_WRITTEN PROBLEM_:
Copy out each line that has "Parliament" in it.

--- Start of DATA RECORDS ---

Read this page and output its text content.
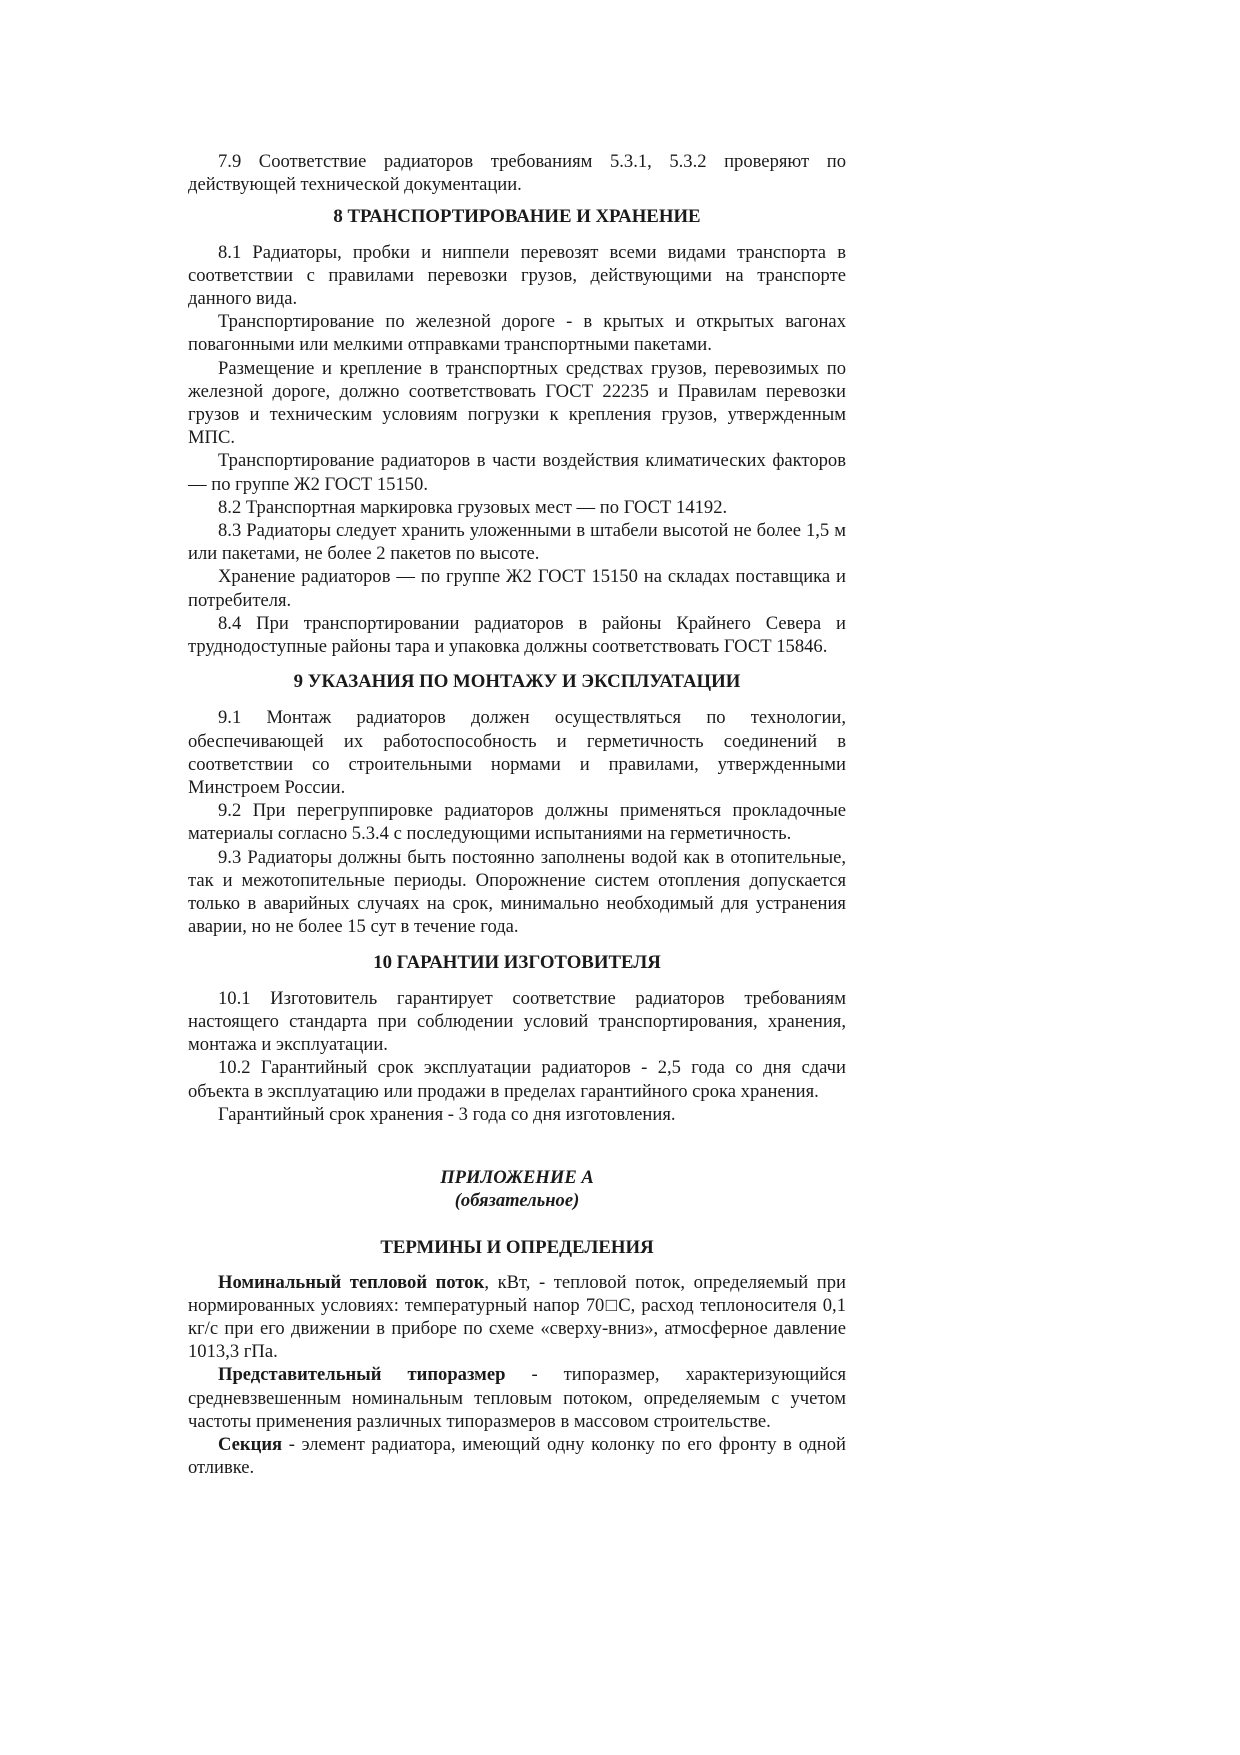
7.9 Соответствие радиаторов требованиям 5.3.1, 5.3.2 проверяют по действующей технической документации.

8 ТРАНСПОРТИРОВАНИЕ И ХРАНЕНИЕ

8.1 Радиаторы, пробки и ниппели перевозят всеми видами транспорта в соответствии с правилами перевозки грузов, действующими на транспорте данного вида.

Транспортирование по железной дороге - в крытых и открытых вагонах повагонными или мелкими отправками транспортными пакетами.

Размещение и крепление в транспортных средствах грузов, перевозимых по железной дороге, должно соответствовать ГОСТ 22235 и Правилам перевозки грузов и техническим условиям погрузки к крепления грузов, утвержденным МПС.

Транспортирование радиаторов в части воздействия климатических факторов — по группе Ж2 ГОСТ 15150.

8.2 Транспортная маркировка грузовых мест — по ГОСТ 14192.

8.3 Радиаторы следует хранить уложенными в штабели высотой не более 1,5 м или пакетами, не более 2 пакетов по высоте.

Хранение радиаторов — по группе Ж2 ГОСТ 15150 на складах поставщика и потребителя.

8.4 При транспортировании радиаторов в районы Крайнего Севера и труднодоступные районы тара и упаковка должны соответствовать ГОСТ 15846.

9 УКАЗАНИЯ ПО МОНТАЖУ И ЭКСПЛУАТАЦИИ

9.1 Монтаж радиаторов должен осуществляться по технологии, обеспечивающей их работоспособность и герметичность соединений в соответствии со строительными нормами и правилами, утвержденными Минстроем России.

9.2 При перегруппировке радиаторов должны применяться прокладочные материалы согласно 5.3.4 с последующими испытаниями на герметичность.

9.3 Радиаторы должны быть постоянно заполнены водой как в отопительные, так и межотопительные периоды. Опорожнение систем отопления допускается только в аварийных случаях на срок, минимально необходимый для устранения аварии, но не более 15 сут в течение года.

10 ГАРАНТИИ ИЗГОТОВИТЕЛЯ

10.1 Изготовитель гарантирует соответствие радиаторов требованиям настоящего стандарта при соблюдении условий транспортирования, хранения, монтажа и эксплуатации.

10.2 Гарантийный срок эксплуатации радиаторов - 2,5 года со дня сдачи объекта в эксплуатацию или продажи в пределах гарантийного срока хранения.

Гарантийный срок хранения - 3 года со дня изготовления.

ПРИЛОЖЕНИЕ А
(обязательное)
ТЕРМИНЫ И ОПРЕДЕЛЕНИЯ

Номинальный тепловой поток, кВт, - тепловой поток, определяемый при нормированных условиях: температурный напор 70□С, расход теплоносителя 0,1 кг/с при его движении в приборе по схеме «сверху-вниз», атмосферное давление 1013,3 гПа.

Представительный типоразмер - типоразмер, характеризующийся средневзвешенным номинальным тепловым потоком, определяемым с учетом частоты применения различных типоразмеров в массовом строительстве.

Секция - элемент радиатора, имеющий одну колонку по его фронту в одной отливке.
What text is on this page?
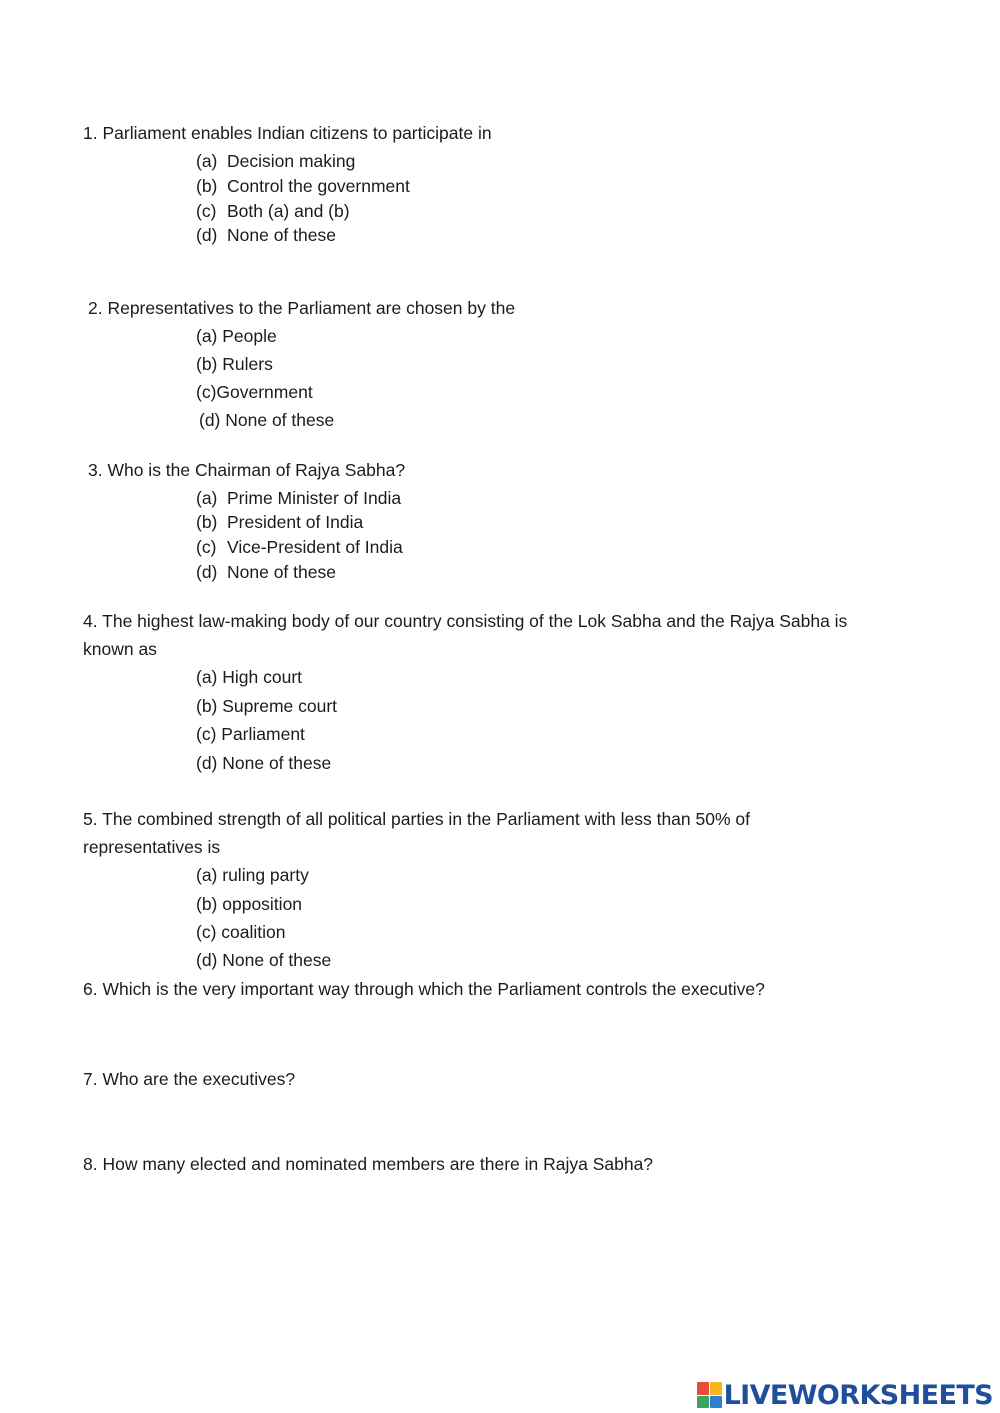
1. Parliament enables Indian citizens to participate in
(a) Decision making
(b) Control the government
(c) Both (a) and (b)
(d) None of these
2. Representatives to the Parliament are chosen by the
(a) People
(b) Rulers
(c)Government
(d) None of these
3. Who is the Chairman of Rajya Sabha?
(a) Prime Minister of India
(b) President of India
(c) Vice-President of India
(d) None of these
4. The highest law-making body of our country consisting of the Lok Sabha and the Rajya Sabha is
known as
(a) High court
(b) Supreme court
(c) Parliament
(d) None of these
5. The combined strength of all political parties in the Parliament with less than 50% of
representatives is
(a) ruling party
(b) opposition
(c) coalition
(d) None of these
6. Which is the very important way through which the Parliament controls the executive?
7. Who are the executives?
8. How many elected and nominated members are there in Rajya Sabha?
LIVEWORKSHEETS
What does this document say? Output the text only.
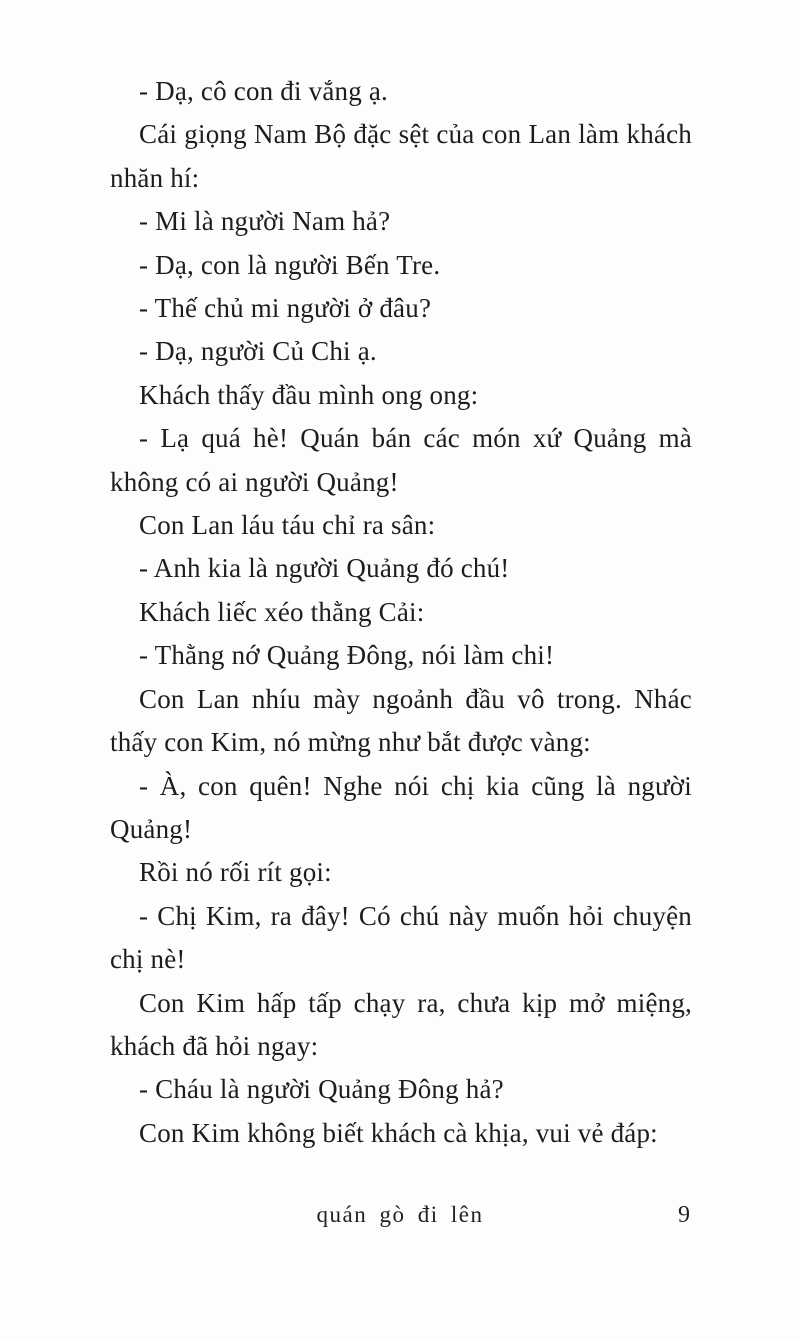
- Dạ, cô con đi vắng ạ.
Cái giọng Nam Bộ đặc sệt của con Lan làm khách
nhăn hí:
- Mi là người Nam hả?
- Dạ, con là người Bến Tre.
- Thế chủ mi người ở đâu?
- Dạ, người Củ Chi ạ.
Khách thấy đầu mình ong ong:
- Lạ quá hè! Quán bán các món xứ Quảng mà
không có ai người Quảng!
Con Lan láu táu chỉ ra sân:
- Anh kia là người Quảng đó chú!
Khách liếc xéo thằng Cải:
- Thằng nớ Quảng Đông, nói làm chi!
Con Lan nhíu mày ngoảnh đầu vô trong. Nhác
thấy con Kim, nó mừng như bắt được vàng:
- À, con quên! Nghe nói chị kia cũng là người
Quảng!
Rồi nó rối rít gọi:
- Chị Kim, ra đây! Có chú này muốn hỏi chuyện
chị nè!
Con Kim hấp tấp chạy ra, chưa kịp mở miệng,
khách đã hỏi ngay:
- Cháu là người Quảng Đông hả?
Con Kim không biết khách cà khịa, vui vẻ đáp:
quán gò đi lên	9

--- End of DATA RECORDS ---

_ANSWER TO THE TASK_:
1. Parliament enables Indian citizens to participate in
2. Representatives to the Parliament are chosen by the
(c) Parliament
5. The combined strength of all political parties in the Parliament with less than 50% of
6. Which is the very important way through which the Parliament controls the executive?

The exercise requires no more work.